> AVAILABLE RECORDS
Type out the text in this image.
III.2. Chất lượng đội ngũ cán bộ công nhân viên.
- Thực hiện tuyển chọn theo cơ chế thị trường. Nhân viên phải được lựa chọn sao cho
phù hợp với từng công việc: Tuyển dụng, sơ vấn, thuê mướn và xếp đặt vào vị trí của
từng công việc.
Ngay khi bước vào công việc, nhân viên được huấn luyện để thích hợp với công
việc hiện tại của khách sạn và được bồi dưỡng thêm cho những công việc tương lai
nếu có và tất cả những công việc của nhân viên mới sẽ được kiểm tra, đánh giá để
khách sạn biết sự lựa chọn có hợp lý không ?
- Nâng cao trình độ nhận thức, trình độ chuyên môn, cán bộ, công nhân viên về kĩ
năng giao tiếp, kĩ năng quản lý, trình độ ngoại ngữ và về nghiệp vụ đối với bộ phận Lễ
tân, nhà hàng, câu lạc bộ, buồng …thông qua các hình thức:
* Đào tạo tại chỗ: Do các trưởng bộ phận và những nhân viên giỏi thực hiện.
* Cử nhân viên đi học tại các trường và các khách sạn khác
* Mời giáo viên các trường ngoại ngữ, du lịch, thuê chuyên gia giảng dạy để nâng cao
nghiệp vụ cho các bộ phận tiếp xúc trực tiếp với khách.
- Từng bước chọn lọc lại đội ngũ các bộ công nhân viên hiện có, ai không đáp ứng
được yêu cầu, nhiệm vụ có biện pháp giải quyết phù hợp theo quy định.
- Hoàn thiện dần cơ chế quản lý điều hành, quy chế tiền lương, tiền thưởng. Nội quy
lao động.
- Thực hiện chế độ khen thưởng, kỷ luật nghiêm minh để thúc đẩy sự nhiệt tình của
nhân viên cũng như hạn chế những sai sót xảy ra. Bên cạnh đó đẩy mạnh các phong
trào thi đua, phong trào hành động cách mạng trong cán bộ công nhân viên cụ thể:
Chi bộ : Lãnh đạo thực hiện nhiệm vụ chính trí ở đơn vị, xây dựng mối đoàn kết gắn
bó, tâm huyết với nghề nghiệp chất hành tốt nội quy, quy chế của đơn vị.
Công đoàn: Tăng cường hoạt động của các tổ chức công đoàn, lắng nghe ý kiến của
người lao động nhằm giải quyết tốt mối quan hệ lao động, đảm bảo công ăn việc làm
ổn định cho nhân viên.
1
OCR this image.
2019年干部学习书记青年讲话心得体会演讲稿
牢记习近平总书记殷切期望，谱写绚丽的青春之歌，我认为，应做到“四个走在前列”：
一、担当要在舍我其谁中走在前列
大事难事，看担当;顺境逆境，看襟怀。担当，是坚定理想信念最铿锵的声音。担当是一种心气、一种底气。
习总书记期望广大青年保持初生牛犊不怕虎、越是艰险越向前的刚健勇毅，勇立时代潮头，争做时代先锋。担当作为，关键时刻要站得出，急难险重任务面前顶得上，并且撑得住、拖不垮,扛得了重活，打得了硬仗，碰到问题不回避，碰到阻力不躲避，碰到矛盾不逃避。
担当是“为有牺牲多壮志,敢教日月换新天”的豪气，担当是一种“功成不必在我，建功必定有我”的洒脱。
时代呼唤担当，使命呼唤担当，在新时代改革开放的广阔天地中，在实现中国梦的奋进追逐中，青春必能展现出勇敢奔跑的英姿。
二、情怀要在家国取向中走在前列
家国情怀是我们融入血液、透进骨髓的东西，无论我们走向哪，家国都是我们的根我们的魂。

> WHAT THIS TASK INVOLVES
Extract all of the data shown above and repeat it verbatim.

> CORRECT RESPONSE
Type out the text in this image.
III.2. Chất lượng đội ngũ cán bộ công nhân viên.
- Thực hiện tuyển chọn theo cơ chế thị trường. Nhân viên phải được lựa chọn sao cho
phù hợp với từng công việc: Tuyển dụng, sơ vấn, thuê mướn và xếp đặt vào vị trí của
từng công việc.
Ngay khi bước vào công việc, nhân viên được huấn luyện để thích hợp với công
việc hiện tại của khách sạn và được bồi dưỡng thêm cho những công việc tương lai
nếu có và tất cả những công việc của nhân viên mới sẽ được kiểm tra, đánh giá để
khách sạn biết sự lựa chọn có hợp lý không ?
- Nâng cao trình độ nhận thức, trình độ chuyên môn, cán bộ, công nhân viên về kĩ
năng giao tiếp, kĩ năng quản lý, trình độ ngoại ngữ và về nghiệp vụ đối với bộ phận Lễ
tân, nhà hàng, câu lạc bộ, buồng …thông qua các hình thức:
* Đào tạo tại chỗ: Do các trưởng bộ phận và những nhân viên giỏi thực hiện.
* Cử nhân viên đi học tại các trường và các khách sạn khác
* Mời giáo viên các trường ngoại ngữ, du lịch, thuê chuyên gia giảng dạy để nâng cao
nghiệp vụ cho các bộ phận tiếp xúc trực tiếp với khách.
- Từng bước chọn lọc lại đội ngũ các bộ công nhân viên hiện có, ai không đáp ứng
được yêu cầu, nhiệm vụ có biện pháp giải quyết phù hợp theo quy định.
- Hoàn thiện dần cơ chế quản lý điều hành, quy chế tiền lương, tiền thưởng. Nội quy
lao động.
- Thực hiện chế độ khen thưởng, kỷ luật nghiêm minh để thúc đẩy sự nhiệt tình của
nhân viên cũng như hạn chế những sai sót xảy ra. Bên cạnh đó đẩy mạnh các phong
trào thi đua, phong trào hành động cách mạng trong cán bộ công nhân viên cụ thể:
Chi bộ : Lãnh đạo thực hiện nhiệm vụ chính trí ở đơn vị, xây dựng mối đoàn kết gắn
bó, tâm huyết với nghề nghiệp chất hành tốt nội quy, quy chế của đơn vị.
Công đoàn: Tăng cường hoạt động của các tổ chức công đoàn, lắng nghe ý kiến của
người lao động nhằm giải quyết tốt mối quan hệ lao động, đảm bảo công ăn việc làm
ổn định cho nhân viên.
1
OCR this image.
2019年干部学习书记青年讲话心得体会演讲稿
牢记习近平总书记殷切期望，谱写绚丽的青春之歌，我认为，应做到“四个走在前列”：
一、担当要在舍我其谁中走在前列
大事难事，看担当;顺境逆境，看襟怀。担当，是坚定理想信念最铿锵的声音。担当是一种心气、一种底气。
习总书记期望广大青年保持初生牛犊不怕虎、越是艰险越向前的刚健勇毅，勇立时代潮头，争做时代先锋。担当作为，关键时刻要站得出，急难险重任务面前顶得上，并且撑得住、拖不垮,扛得了重活，打得了硬仗，碰到问题不回避，碰到阻力不躲避，碰到矛盾不逃避。
担当是“为有牺牲多壮志,敢教日月换新天”的豪气，担当是一种“功成不必在我，建功必定有我”的洒脱。
时代呼唤担当，使命呼唤担当，在新时代改革开放的广阔天地中，在实现中国梦的奋进追逐中，青春必能展现出勇敢奔跑的英姿。
二、情怀要在家国取向中走在前列
家国情怀是我们融入血液、透进骨髓的东西，无论我们走向哪，家国都是我们的根我们的魂。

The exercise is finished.